To do: Reproduce the data exactly and drop any pictures it holds.

--- Start of Extracted records ---

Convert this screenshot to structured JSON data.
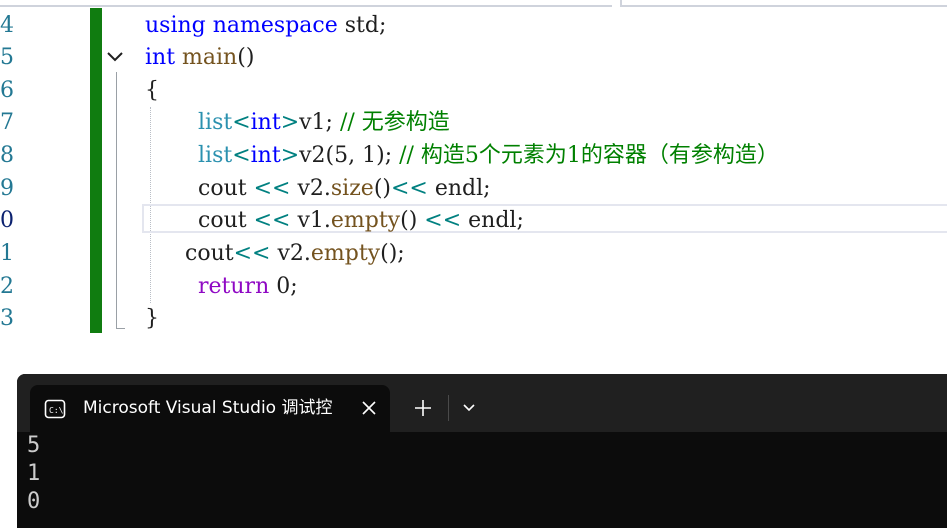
{
  "editor": {
    "lines": [
      {
        "num": "4",
        "tokens": [
          {
            "t": "using",
            "c": "kw"
          },
          {
            "t": " ",
            "c": "pl"
          },
          {
            "t": "namespace",
            "c": "kw"
          },
          {
            "t": " std;",
            "c": "pl"
          }
        ]
      },
      {
        "num": "5",
        "tokens": [
          {
            "t": "int",
            "c": "kw"
          },
          {
            "t": " ",
            "c": "pl"
          },
          {
            "t": "main",
            "c": "fn"
          },
          {
            "t": "()",
            "c": "pl"
          }
        ]
      },
      {
        "num": "6",
        "tokens": [
          {
            "t": "{",
            "c": "pl"
          }
        ]
      },
      {
        "num": "7",
        "tokens": [
          {
            "t": "list",
            "c": "ty"
          },
          {
            "t": "<",
            "c": "op"
          },
          {
            "t": "int",
            "c": "kw"
          },
          {
            "t": ">",
            "c": "op"
          },
          {
            "t": "v1; ",
            "c": "pl"
          },
          {
            "t": "// 无参构造",
            "c": "cm"
          }
        ]
      },
      {
        "num": "8",
        "tokens": [
          {
            "t": "list",
            "c": "ty"
          },
          {
            "t": "<",
            "c": "op"
          },
          {
            "t": "int",
            "c": "kw"
          },
          {
            "t": ">",
            "c": "op"
          },
          {
            "t": "v2(5, 1); ",
            "c": "pl"
          },
          {
            "t": "// 构造5个元素为1的容器（有参构造）",
            "c": "cm"
          }
        ]
      },
      {
        "num": "9",
        "tokens": [
          {
            "t": "cout ",
            "c": "pl"
          },
          {
            "t": "<<",
            "c": "op"
          },
          {
            "t": " v2.",
            "c": "pl"
          },
          {
            "t": "size",
            "c": "fn"
          },
          {
            "t": "()",
            "c": "pl"
          },
          {
            "t": "<<",
            "c": "op"
          },
          {
            "t": " endl;",
            "c": "pl"
          }
        ]
      },
      {
        "num": "0",
        "active": true,
        "tokens": [
          {
            "t": "cout ",
            "c": "pl"
          },
          {
            "t": "<<",
            "c": "op"
          },
          {
            "t": " v1.",
            "c": "pl"
          },
          {
            "t": "empty",
            "c": "fn"
          },
          {
            "t": "() ",
            "c": "pl"
          },
          {
            "t": "<<",
            "c": "op"
          },
          {
            "t": " endl;",
            "c": "pl"
          }
        ]
      },
      {
        "num": "1",
        "tokens": [
          {
            "t": "cout",
            "c": "pl"
          },
          {
            "t": "<<",
            "c": "op"
          },
          {
            "t": " v2.",
            "c": "pl"
          },
          {
            "t": "empty",
            "c": "fn"
          },
          {
            "t": "();",
            "c": "pl"
          }
        ]
      },
      {
        "num": "2",
        "tokens": [
          {
            "t": "return",
            "c": "ctl"
          },
          {
            "t": " 0;",
            "c": "pl"
          }
        ]
      },
      {
        "num": "3",
        "tokens": [
          {
            "t": "}",
            "c": "pl"
          }
        ]
      }
    ]
  },
  "terminal": {
    "tab_title": "Microsoft Visual Studio 调试控",
    "tab_icon": "console-icon",
    "output": [
      "5",
      "1",
      "0"
    ]
  },
  "colors": {
    "change_bar": "#107c10",
    "keyword": "#0000ff",
    "type": "#2b91af",
    "comment": "#008000",
    "terminal_bg": "#0c0c0c"
  }
}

--- End of Extracted records ---

Result for this exercise:
Convert this screenshot to structured JSON data.
{
  "editor": {
    "lines": [
      {
        "num": "4",
        "tokens": [
          {
            "t": "using",
            "c": "kw"
          },
          {
            "t": " ",
            "c": "pl"
          },
          {
            "t": "namespace",
            "c": "kw"
          },
          {
            "t": " std;",
            "c": "pl"
          }
        ]
      },
      {
        "num": "5",
        "tokens": [
          {
            "t": "int",
            "c": "kw"
          },
          {
            "t": " ",
            "c": "pl"
          },
          {
            "t": "main",
            "c": "fn"
          },
          {
            "t": "()",
            "c": "pl"
          }
        ]
      },
      {
        "num": "6",
        "tokens": [
          {
            "t": "{",
            "c": "pl"
          }
        ]
      },
      {
        "num": "7",
        "tokens": [
          {
            "t": "list",
            "c": "ty"
          },
          {
            "t": "<",
            "c": "op"
          },
          {
            "t": "int",
            "c": "kw"
          },
          {
            "t": ">",
            "c": "op"
          },
          {
            "t": "v1; ",
            "c": "pl"
          },
          {
            "t": "// 无参构造",
            "c": "cm"
          }
        ]
      },
      {
        "num": "8",
        "tokens": [
          {
            "t": "list",
            "c": "ty"
          },
          {
            "t": "<",
            "c": "op"
          },
          {
            "t": "int",
            "c": "kw"
          },
          {
            "t": ">",
            "c": "op"
          },
          {
            "t": "v2(5, 1); ",
            "c": "pl"
          },
          {
            "t": "// 构造5个元素为1的容器（有参构造）",
            "c": "cm"
          }
        ]
      },
      {
        "num": "9",
        "tokens": [
          {
            "t": "cout ",
            "c": "pl"
          },
          {
            "t": "<<",
            "c": "op"
          },
          {
            "t": " v2.",
            "c": "pl"
          },
          {
            "t": "size",
            "c": "fn"
          },
          {
            "t": "()",
            "c": "pl"
          },
          {
            "t": "<<",
            "c": "op"
          },
          {
            "t": " endl;",
            "c": "pl"
          }
        ]
      },
      {
        "num": "0",
        "active": true,
        "tokens": [
          {
            "t": "cout ",
            "c": "pl"
          },
          {
            "t": "<<",
            "c": "op"
          },
          {
            "t": " v1.",
            "c": "pl"
          },
          {
            "t": "empty",
            "c": "fn"
          },
          {
            "t": "() ",
            "c": "pl"
          },
          {
            "t": "<<",
            "c": "op"
          },
          {
            "t": " endl;",
            "c": "pl"
          }
        ]
      },
      {
        "num": "1",
        "tokens": [
          {
            "t": "cout",
            "c": "pl"
          },
          {
            "t": "<<",
            "c": "op"
          },
          {
            "t": " v2.",
            "c": "pl"
          },
          {
            "t": "empty",
            "c": "fn"
          },
          {
            "t": "();",
            "c": "pl"
          }
        ]
      },
      {
        "num": "2",
        "tokens": [
          {
            "t": "return",
            "c": "ctl"
          },
          {
            "t": " 0;",
            "c": "pl"
          }
        ]
      },
      {
        "num": "3",
        "tokens": [
          {
            "t": "}",
            "c": "pl"
          }
        ]
      }
    ]
  },
  "terminal": {
    "tab_title": "Microsoft Visual Studio 调试控",
    "tab_icon": "console-icon",
    "output": [
      "5",
      "1",
      "0"
    ]
  },
  "colors": {
    "change_bar": "#107c10",
    "keyword": "#0000ff",
    "type": "#2b91af",
    "comment": "#008000",
    "terminal_bg": "#0c0c0c"
  }
}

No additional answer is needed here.